_REQUIRED TASKS_
a) Do the following statements agree with the forum thread? For each one, answer yes or no and quote the words from the thread that decide it. (i) Jesie offers to start a new topic. (ii) Jw says the character Rip is completely different from Jw. (iii) Browder says the thread looked relatively tame.
b) Copy the forum thread word for word, from "Yeah, if you" down to "different from myself.".

** START PROVIDED TEXT **

Not to surprising. Once something porn related starts the original topic stops and goes with the new one.


----------



## Jesie (Jul 3, 2010)

If it would make you all feel better, I can start a new topic.

Goodness knows my bitching cannot be contained to one thread.


----------



## Hakawne (Jul 3, 2010)

Cuz alligators are angry angry. Yes?


----------



## Browder (Jul 3, 2010)

Stargazer Bleu said:


> Not to surprising. Once something porn related starts the original topic stops and goes with the new one.


 Yeah, but this thread? It looked relatively tame. It was even a place where people could talk about their favorite subject: themselves. FAF I am dissapoint.


----------



## Jesie (Jul 3, 2010)

Hakawne said:


> Cuz alligators are angry angry. Yes?


 
Yus.



Browder said:


> Yeah, but this thread? It looked relatively tame. It was even a place where people could talk about their favorite subject: themselves. FAF I am dissapoint.


 
I'MA DISAPPOINTED IN YOU BOY.


----------



## Hakawne (Jul 3, 2010)

You look severe disappoint.


----------



## Stargazer Bleu (Jul 3, 2010)

Browder said:


> Yeah, but this thread? It looked relatively tame. It was even a place where people could talk about their favorite subject: themselves. FAF I am dissapoint.


 
The thing about here is some people think of them selves as porn stars when on FAF. 
So in a way it could still be considered on topic to a point.


----------



## Fuzzle (Jul 3, 2010)

Stargazer Bleu said:


> The thing about here is some people think of them selves as porn stars when on FAF.
> So in a way it could still be considered on topic to a point.


 

Can't be much of a star when everyone's doing it.


----------



## Jesie (Jul 3, 2010)

If that be the case, I'm a XL porn star.


..there's a need for those aint ther'?


----------



## Jw (Jul 3, 2010)

Yeah, if you met me in real life, you'd think I was pretty similar to my character Rip. I based him a lot off of me IRL (go figure), so he is supposed to have the same sense of humor, same personality all around and similar friends. I'm not so creative that I came up with a main character that is completely different from myself.


----------



## Stargazer Bleu (Jul 3, 2010)

Fuzzle said:


> Can't be much of a star when everyone's doing it.



True, then I guess it still is on topic more than I thought it was.




Jesie said:


> If that be the case, I'm a XL porn star.
> 
> 
> ..there's a need for those aint ther'?


 

Sure can.  This place is one of the better places for that.


----------



## Jesie (Jul 3, 2010)

Stargazer Bleu said:


> Sure can.  This place is one of the better places for that.


 


WELL TOO BAD.

I'm only a XL whore to my Janks.


----------



## WestWindHowling (Jul 3, 2010)

** END PROVIDED TEXT **
** START ENTRIES SUPPLIED **

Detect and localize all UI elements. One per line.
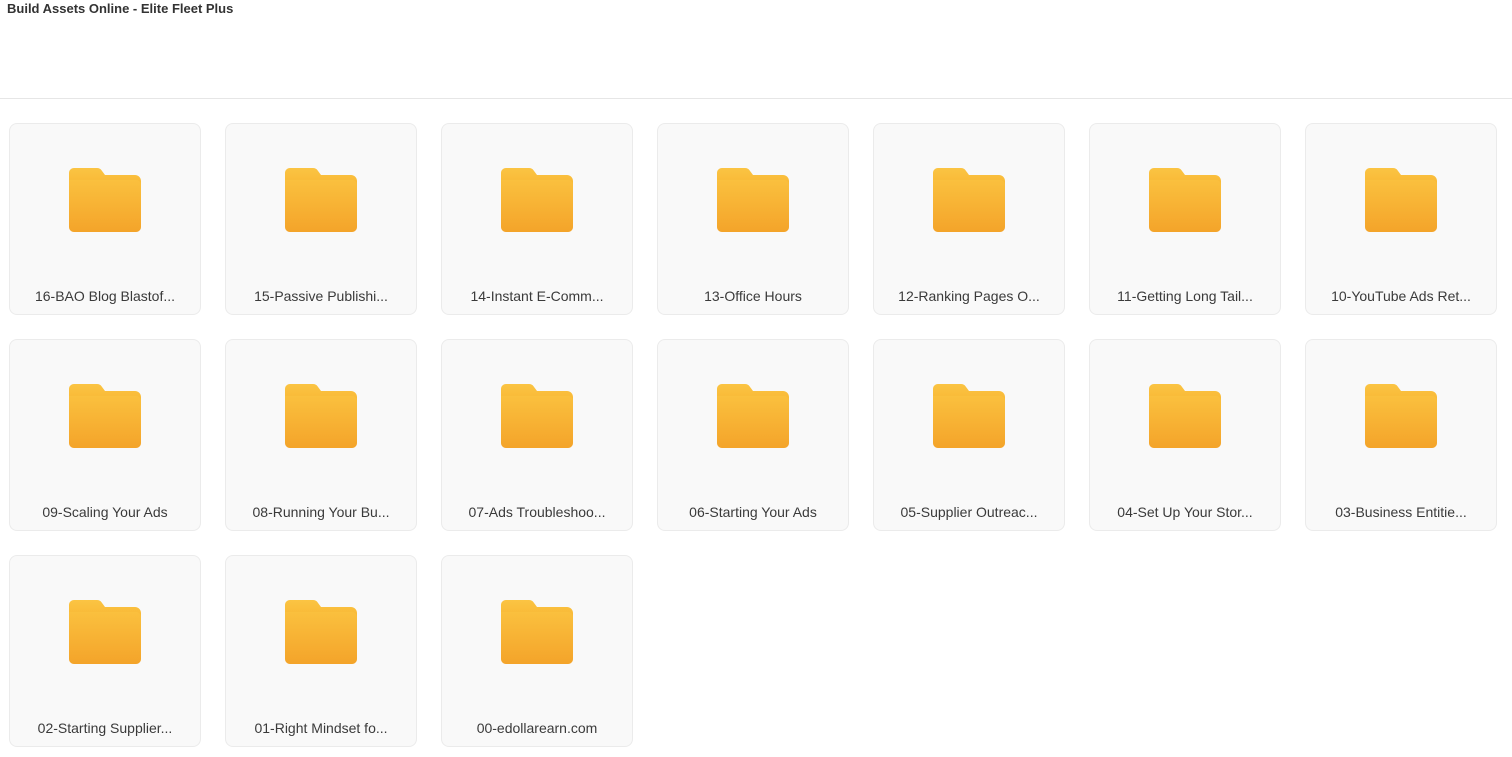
folder-label: 15-Passive Publishi... <box>254 288 388 304</box>
folder-card[interactable]: 12-Ranking Pages O... <box>873 123 1065 315</box>
folder-card[interactable]: 11-Getting Long Tail... <box>1089 123 1281 315</box>
folder-label: 09-Scaling Your Ads <box>42 504 168 520</box>
folder-icon <box>501 168 573 232</box>
folder-icon <box>717 384 789 448</box>
folder-icon <box>285 600 357 664</box>
folder-label: 02-Starting Supplier... <box>37 720 173 736</box>
folder-card[interactable]: 02-Starting Supplier... <box>9 555 201 747</box>
folder-icon <box>501 600 573 664</box>
folder-label: 14-Instant E-Comm... <box>470 288 604 304</box>
folder-label: 13-Office Hours <box>704 288 802 304</box>
folder-label: 11-Getting Long Tail... <box>1117 288 1253 304</box>
folder-icon <box>285 168 357 232</box>
folder-label: 12-Ranking Pages O... <box>898 288 1040 304</box>
folder-label: 16-BAO Blog Blastof... <box>34 288 176 304</box>
folder-card[interactable]: 08-Running Your Bu... <box>225 339 417 531</box>
folder-icon <box>285 384 357 448</box>
folder-icon <box>501 384 573 448</box>
folder-card[interactable]: 05-Supplier Outreac... <box>873 339 1065 531</box>
folder-label: 05-Supplier Outreac... <box>900 504 1038 520</box>
folder-grid: 16-BAO Blog Blastof... 15-Passive Publis… <box>9 123 1497 747</box>
folder-label: 06-Starting Your Ads <box>689 504 817 520</box>
folder-card[interactable]: 09-Scaling Your Ads <box>9 339 201 531</box>
folder-icon <box>69 600 141 664</box>
folder-icon <box>1365 168 1437 232</box>
page-header: Build Assets Online - Elite Fleet Plus <box>0 0 1512 99</box>
folder-label: 01-Right Mindset fo... <box>254 720 388 736</box>
folder-icon <box>1365 384 1437 448</box>
folder-icon <box>933 168 1005 232</box>
folder-label: 10-YouTube Ads Ret... <box>1331 288 1471 304</box>
folder-card[interactable]: 00-edollarearn.com <box>441 555 633 747</box>
folder-card[interactable]: 14-Instant E-Comm... <box>441 123 633 315</box>
folder-label: 03-Business Entitie... <box>1335 504 1467 520</box>
folder-card[interactable]: 07-Ads Troubleshoo... <box>441 339 633 531</box>
folder-icon <box>1149 168 1221 232</box>
folder-icon <box>69 384 141 448</box>
folder-label: 04-Set Up Your Stor... <box>1117 504 1253 520</box>
folder-card[interactable]: 01-Right Mindset fo... <box>225 555 417 747</box>
folder-card[interactable]: 16-BAO Blog Blastof... <box>9 123 201 315</box>
folder-icon <box>717 168 789 232</box>
folder-label: 08-Running Your Bu... <box>252 504 390 520</box>
folder-card[interactable]: 10-YouTube Ads Ret... <box>1305 123 1497 315</box>
folder-label: 07-Ads Troubleshoo... <box>468 504 606 520</box>
folder-icon <box>69 168 141 232</box>
page-title: Build Assets Online - Elite Fleet Plus <box>7 1 234 16</box>
folder-card[interactable]: 15-Passive Publishi... <box>225 123 417 315</box>
folder-card[interactable]: 03-Business Entitie... <box>1305 339 1497 531</box>
folder-icon <box>1149 384 1221 448</box>
folder-card[interactable]: 13-Office Hours <box>657 123 849 315</box>
folder-label: 00-edollarearn.com <box>476 720 598 736</box>
folder-card[interactable]: 04-Set Up Your Stor... <box>1089 339 1281 531</box>
folder-icon <box>933 384 1005 448</box>
folder-card[interactable]: 06-Starting Your Ads <box>657 339 849 531</box>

** END ENTRIES SUPPLIED **

_TASK-BY-TASK SOLUTIONS_
a)
(i) Yes: "If it would make you all feel better, I can start a new topic."
(ii) No: "I'm not so creative that I came up with a main character that is completely different from myself."
(iii) Yes: "It looked relatively tame."

b)
Yeah, if you met me in real life, you'd think I was pretty similar to my character Rip. I based him a lot off of me IRL (go figure), so he is supposed to have the same sense of humor, same personality all around and similar friends. I'm not so creative that I came up with a main character that is completely different from myself.